Start of RECORDED DATA

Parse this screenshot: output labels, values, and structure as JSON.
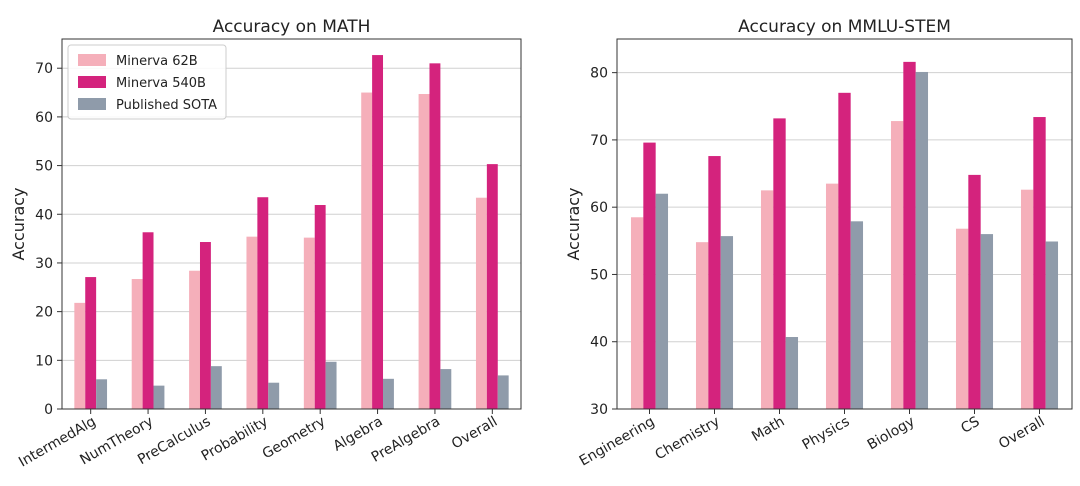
{
  "colors": {
    "Minerva 62B": "#f5afba",
    "Minerva 540B": "#d4237d",
    "Published SOTA": "#8f9baa"
  },
  "chart_data": [
    {
      "type": "bar",
      "title": "Accuracy on MATH",
      "xlabel": "",
      "ylabel": "Accuracy",
      "ylim": [
        0,
        76
      ],
      "yticks": [
        0,
        10,
        20,
        30,
        40,
        50,
        60,
        70
      ],
      "grid": "horizontal",
      "legend_placement": "top-left",
      "categories": [
        "IntermedAlg",
        "NumTheory",
        "PreCalculus",
        "Probability",
        "Geometry",
        "Algebra",
        "PreAlgebra",
        "Overall"
      ],
      "series": [
        {
          "name": "Minerva 62B",
          "values": [
            21.8,
            26.7,
            28.4,
            35.4,
            35.2,
            65.0,
            64.7,
            43.4
          ]
        },
        {
          "name": "Minerva 540B",
          "values": [
            27.1,
            36.3,
            34.3,
            43.5,
            41.9,
            72.7,
            71.0,
            50.3
          ]
        },
        {
          "name": "Published SOTA",
          "values": [
            6.1,
            4.8,
            8.8,
            5.4,
            9.7,
            6.2,
            8.2,
            6.9
          ]
        }
      ]
    },
    {
      "type": "bar",
      "title": "Accuracy on MMLU-STEM",
      "xlabel": "",
      "ylabel": "Accuracy",
      "ylim": [
        30,
        85
      ],
      "yticks": [
        30,
        40,
        50,
        60,
        70,
        80
      ],
      "grid": "horizontal",
      "categories": [
        "Engineering",
        "Chemistry",
        "Math",
        "Physics",
        "Biology",
        "CS",
        "Overall"
      ],
      "series": [
        {
          "name": "Minerva 62B",
          "values": [
            58.5,
            54.8,
            62.5,
            63.5,
            72.8,
            56.8,
            62.6
          ]
        },
        {
          "name": "Minerva 540B",
          "values": [
            69.6,
            67.6,
            73.2,
            77.0,
            81.6,
            64.8,
            73.4
          ]
        },
        {
          "name": "Published SOTA",
          "values": [
            62.0,
            55.7,
            40.7,
            57.9,
            80.1,
            56.0,
            54.9
          ]
        }
      ]
    }
  ]
}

End of RECORDED DATA

Leave out all images, then reproduce the entries above exactly.

RESULT OF THIS TASK:
Parse this screenshot: output labels, values, and structure as JSON.
{
  "colors": {
    "Minerva 62B": "#f5afba",
    "Minerva 540B": "#d4237d",
    "Published SOTA": "#8f9baa"
  },
  "chart_data": [
    {
      "type": "bar",
      "title": "Accuracy on MATH",
      "xlabel": "",
      "ylabel": "Accuracy",
      "ylim": [
        0,
        76
      ],
      "yticks": [
        0,
        10,
        20,
        30,
        40,
        50,
        60,
        70
      ],
      "grid": "horizontal",
      "legend_placement": "top-left",
      "categories": [
        "IntermedAlg",
        "NumTheory",
        "PreCalculus",
        "Probability",
        "Geometry",
        "Algebra",
        "PreAlgebra",
        "Overall"
      ],
      "series": [
        {
          "name": "Minerva 62B",
          "values": [
            21.8,
            26.7,
            28.4,
            35.4,
            35.2,
            65.0,
            64.7,
            43.4
          ]
        },
        {
          "name": "Minerva 540B",
          "values": [
            27.1,
            36.3,
            34.3,
            43.5,
            41.9,
            72.7,
            71.0,
            50.3
          ]
        },
        {
          "name": "Published SOTA",
          "values": [
            6.1,
            4.8,
            8.8,
            5.4,
            9.7,
            6.2,
            8.2,
            6.9
          ]
        }
      ]
    },
    {
      "type": "bar",
      "title": "Accuracy on MMLU-STEM",
      "xlabel": "",
      "ylabel": "Accuracy",
      "ylim": [
        30,
        85
      ],
      "yticks": [
        30,
        40,
        50,
        60,
        70,
        80
      ],
      "grid": "horizontal",
      "categories": [
        "Engineering",
        "Chemistry",
        "Math",
        "Physics",
        "Biology",
        "CS",
        "Overall"
      ],
      "series": [
        {
          "name": "Minerva 62B",
          "values": [
            58.5,
            54.8,
            62.5,
            63.5,
            72.8,
            56.8,
            62.6
          ]
        },
        {
          "name": "Minerva 540B",
          "values": [
            69.6,
            67.6,
            73.2,
            77.0,
            81.6,
            64.8,
            73.4
          ]
        },
        {
          "name": "Published SOTA",
          "values": [
            62.0,
            55.7,
            40.7,
            57.9,
            80.1,
            56.0,
            54.9
          ]
        }
      ]
    }
  ]
}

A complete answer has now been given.